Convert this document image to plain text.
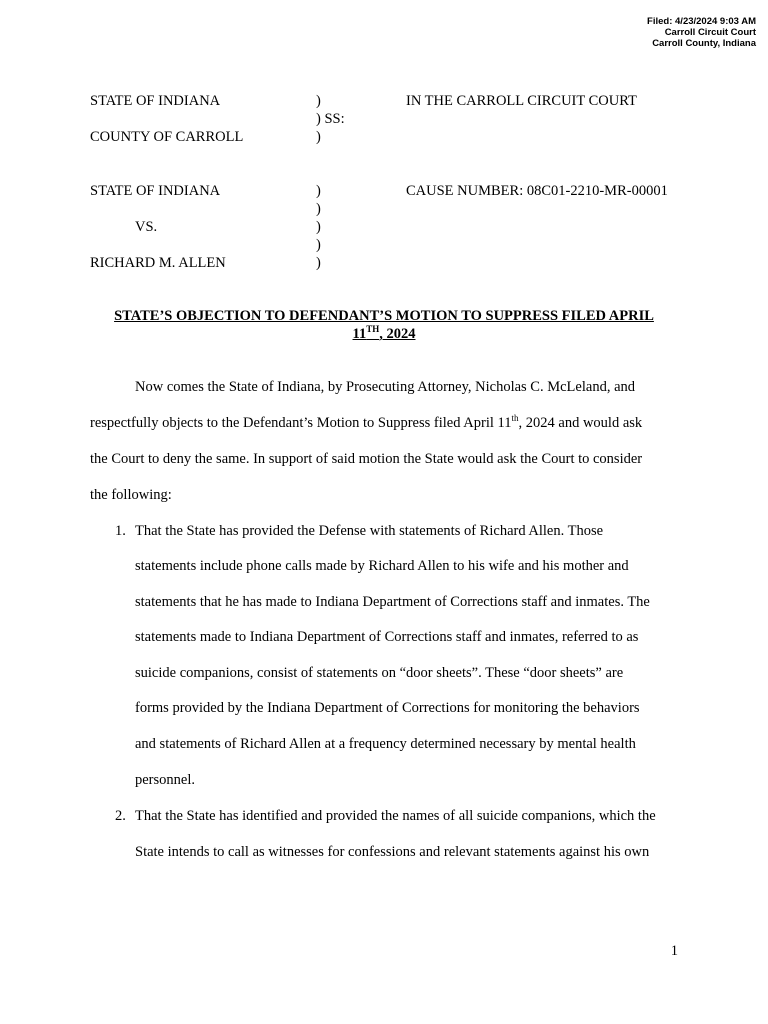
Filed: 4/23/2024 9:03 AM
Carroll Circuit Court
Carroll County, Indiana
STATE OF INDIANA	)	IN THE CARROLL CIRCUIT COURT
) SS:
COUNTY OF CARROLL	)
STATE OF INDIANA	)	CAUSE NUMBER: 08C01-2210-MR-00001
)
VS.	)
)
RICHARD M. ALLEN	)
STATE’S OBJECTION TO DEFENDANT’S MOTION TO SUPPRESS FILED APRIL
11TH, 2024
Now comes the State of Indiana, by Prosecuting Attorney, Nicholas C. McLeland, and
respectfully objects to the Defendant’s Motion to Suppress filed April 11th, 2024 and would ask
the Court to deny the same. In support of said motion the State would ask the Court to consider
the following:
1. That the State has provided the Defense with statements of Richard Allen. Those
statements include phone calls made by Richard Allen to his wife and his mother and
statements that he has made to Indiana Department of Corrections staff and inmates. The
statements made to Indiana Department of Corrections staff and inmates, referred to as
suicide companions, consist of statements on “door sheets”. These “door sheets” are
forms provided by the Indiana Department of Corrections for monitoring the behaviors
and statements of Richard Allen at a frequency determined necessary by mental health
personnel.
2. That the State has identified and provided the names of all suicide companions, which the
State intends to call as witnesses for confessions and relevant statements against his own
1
+ + +
▶ Task statement:
Identify each line containing the string "Corrections" and copy it out.

▶ Exercise answer:
statements that he has made to Indiana Department of Corrections staff and inmates. The
statements made to Indiana Department of Corrections staff and inmates, referred to as
forms provided by the Indiana Department of Corrections for monitoring the behaviors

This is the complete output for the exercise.